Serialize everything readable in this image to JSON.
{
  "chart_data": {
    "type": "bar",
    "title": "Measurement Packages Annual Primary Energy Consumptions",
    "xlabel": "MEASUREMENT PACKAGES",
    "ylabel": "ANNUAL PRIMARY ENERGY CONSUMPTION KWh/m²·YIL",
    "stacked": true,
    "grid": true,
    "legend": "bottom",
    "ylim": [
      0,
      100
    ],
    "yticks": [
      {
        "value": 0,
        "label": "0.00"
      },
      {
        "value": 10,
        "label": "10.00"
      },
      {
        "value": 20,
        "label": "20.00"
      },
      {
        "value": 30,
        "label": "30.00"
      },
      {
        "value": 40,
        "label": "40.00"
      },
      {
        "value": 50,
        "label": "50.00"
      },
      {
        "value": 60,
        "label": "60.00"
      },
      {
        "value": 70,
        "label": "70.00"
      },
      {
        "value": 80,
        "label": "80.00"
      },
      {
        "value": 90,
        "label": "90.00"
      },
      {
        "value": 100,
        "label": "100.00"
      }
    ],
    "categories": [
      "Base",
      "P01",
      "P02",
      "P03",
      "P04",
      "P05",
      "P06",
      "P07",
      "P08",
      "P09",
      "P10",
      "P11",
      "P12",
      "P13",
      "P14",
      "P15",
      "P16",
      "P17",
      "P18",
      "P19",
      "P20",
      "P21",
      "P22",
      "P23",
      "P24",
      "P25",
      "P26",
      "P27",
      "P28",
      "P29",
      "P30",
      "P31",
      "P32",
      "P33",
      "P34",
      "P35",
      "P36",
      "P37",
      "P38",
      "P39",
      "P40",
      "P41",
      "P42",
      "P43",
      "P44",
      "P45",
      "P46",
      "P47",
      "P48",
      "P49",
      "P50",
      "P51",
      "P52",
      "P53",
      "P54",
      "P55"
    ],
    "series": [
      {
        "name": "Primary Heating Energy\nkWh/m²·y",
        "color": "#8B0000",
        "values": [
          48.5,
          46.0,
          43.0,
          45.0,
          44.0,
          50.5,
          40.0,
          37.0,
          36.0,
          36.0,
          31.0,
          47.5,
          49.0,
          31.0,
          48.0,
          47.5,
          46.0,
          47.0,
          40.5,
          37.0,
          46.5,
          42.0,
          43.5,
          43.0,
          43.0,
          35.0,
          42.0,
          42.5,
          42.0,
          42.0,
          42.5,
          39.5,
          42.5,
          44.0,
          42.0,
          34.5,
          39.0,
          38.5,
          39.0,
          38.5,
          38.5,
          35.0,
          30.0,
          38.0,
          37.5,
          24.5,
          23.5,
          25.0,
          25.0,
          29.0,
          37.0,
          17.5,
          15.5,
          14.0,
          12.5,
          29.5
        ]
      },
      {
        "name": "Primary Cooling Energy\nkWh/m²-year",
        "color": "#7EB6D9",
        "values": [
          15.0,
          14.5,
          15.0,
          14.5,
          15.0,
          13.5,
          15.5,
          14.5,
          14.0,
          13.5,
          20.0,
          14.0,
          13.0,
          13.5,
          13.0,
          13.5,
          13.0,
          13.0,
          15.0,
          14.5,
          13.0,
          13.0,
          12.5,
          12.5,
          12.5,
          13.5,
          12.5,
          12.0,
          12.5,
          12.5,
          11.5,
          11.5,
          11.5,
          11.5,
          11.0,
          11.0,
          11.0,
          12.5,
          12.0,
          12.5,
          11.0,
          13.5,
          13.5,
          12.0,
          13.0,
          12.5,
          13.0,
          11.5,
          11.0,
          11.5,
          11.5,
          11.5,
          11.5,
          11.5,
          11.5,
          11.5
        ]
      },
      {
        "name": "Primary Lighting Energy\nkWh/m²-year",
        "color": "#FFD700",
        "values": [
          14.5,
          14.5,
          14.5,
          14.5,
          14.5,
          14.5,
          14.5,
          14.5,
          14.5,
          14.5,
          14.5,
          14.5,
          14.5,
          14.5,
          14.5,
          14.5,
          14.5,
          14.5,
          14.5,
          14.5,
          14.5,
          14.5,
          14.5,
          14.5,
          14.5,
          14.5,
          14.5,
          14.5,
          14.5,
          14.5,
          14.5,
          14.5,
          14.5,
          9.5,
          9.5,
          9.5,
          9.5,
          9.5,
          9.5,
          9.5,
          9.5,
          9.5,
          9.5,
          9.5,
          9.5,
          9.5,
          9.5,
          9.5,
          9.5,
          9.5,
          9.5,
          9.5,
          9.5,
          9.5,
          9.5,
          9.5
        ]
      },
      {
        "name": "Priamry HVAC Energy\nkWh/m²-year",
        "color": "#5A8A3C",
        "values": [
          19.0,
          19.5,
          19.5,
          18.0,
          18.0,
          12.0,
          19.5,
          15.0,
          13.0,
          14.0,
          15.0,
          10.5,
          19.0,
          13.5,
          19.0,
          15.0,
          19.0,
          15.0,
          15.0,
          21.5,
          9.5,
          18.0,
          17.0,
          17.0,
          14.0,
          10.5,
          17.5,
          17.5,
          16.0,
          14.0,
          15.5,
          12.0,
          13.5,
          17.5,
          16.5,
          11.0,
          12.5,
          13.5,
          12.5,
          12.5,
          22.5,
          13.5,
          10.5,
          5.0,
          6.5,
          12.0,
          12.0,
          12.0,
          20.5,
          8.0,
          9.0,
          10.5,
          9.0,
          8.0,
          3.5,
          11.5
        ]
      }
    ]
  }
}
========================================================================
Count every line above that holds the string "color" and give the total, nothing more.

4